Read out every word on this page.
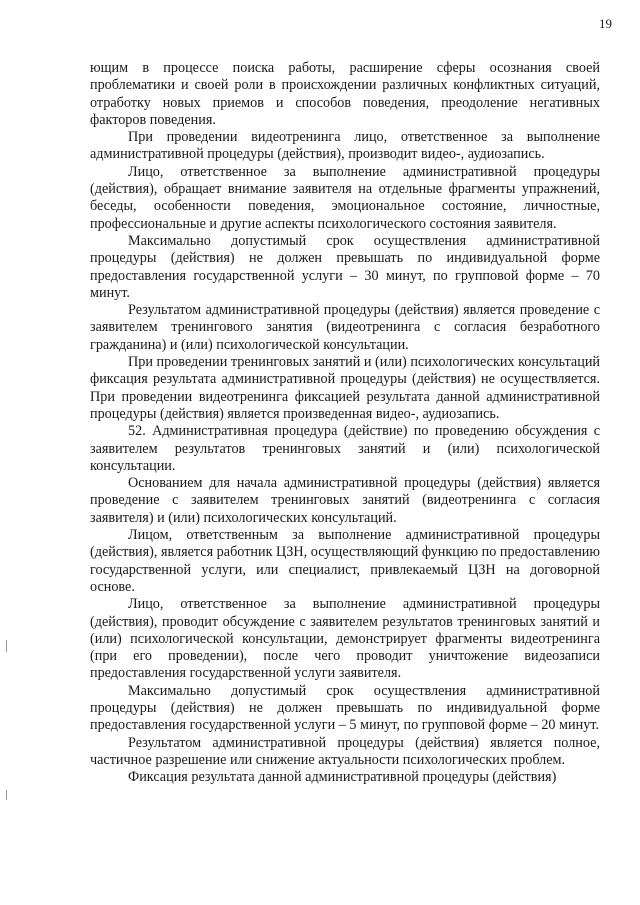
19

ющим в процессе поиска работы, расширение сферы осознания своей проблематики и своей роли в происхождении различных конфликтных ситуаций, отработку новых приемов и способов поведения, преодоление негативных факторов поведения.

При проведении видеотренинга лицо, ответственное за выполнение административной процедуры (действия), производит видео-, аудиозапись.

Лицо, ответственное за выполнение административной процедуры (действия), обращает внимание заявителя на отдельные фрагменты упражнений, беседы, особенности поведения, эмоциональное состояние, личностные, профессиональные и другие аспекты психологического состояния заявителя.

Максимально допустимый срок осуществления административной процедуры (действия) не должен превышать по индивидуальной форме предоставления государственной услуги – 30 минут, по групповой форме – 70 минут.

Результатом административной процедуры (действия) является проведение с заявителем тренингового занятия (видеотренинга с согласия безработного гражданина) и (или) психологической консультации.

При проведении тренинговых занятий и (или) психологических консультаций фиксация результата административной процедуры (действия) не осуществляется. При проведении видеотренинга фиксацией результата данной административной процедуры (действия) является произведенная видео-, аудиозапись.

52. Административная процедура (действие) по проведению обсуждения с заявителем результатов тренинговых занятий и (или) психологической консультации.

Основанием для начала административной процедуры (действия) является проведение с заявителем тренинговых занятий (видеотренинга с согласия заявителя) и (или) психологических консультаций.

Лицом, ответственным за выполнение административной процедуры (действия), является работник ЦЗН, осуществляющий функцию по предоставлению государственной услуги, или специалист, привлекаемый ЦЗН на договорной основе.

Лицо, ответственное за выполнение административной процедуры (действия), проводит обсуждение с заявителем результатов тренинговых занятий и (или) психологической консультации, демонстрирует фрагменты видеотренинга (при его проведении), после чего проводит уничтожение видеозаписи предоставления государственной услуги заявителя.

Максимально допустимый срок осуществления административной процедуры (действия) не должен превышать по индивидуальной форме предоставления государственной услуги – 5 минут, по групповой форме – 20 минут.

Результатом административной процедуры (действия) является полное, частичное разрешение или снижение актуальности психологических проблем.

Фиксация результата данной административной процедуры (действия)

== == ==

JOB:
From the data above, write out everything exactly except the pictures.

ANSWER TO THIS PROBLEM:
Read out every word on this page.
19

ющим в процессе поиска работы, расширение сферы осознания своей проблематики и своей роли в происхождении различных конфликтных ситуаций, отработку новых приемов и способов поведения, преодоление негативных факторов поведения.

При проведении видеотренинга лицо, ответственное за выполнение административной процедуры (действия), производит видео-, аудиозапись.

Лицо, ответственное за выполнение административной процедуры (действия), обращает внимание заявителя на отдельные фрагменты упражнений, беседы, особенности поведения, эмоциональное состояние, личностные, профессиональные и другие аспекты психологического состояния заявителя.

Максимально допустимый срок осуществления административной процедуры (действия) не должен превышать по индивидуальной форме предоставления государственной услуги – 30 минут, по групповой форме – 70 минут.

Результатом административной процедуры (действия) является проведение с заявителем тренингового занятия (видеотренинга с согласия безработного гражданина) и (или) психологической консультации.

При проведении тренинговых занятий и (или) психологических консультаций фиксация результата административной процедуры (действия) не осуществляется. При проведении видеотренинга фиксацией результата данной административной процедуры (действия) является произведенная видео-, аудиозапись.

52. Административная процедура (действие) по проведению обсуждения с заявителем результатов тренинговых занятий и (или) психологической консультации.

Основанием для начала административной процедуры (действия) является проведение с заявителем тренинговых занятий (видеотренинга с согласия заявителя) и (или) психологических консультаций.

Лицом, ответственным за выполнение административной процедуры (действия), является работник ЦЗН, осуществляющий функцию по предоставлению государственной услуги, или специалист, привлекаемый ЦЗН на договорной основе.

Лицо, ответственное за выполнение административной процедуры (действия), проводит обсуждение с заявителем результатов тренинговых занятий и (или) психологической консультации, демонстрирует фрагменты видеотренинга (при его проведении), после чего проводит уничтожение видеозаписи предоставления государственной услуги заявителя.

Максимально допустимый срок осуществления административной процедуры (действия) не должен превышать по индивидуальной форме предоставления государственной услуги – 5 минут, по групповой форме – 20 минут.

Результатом административной процедуры (действия) является полное, частичное разрешение или снижение актуальности психологических проблем.

Фиксация результата данной административной процедуры (действия)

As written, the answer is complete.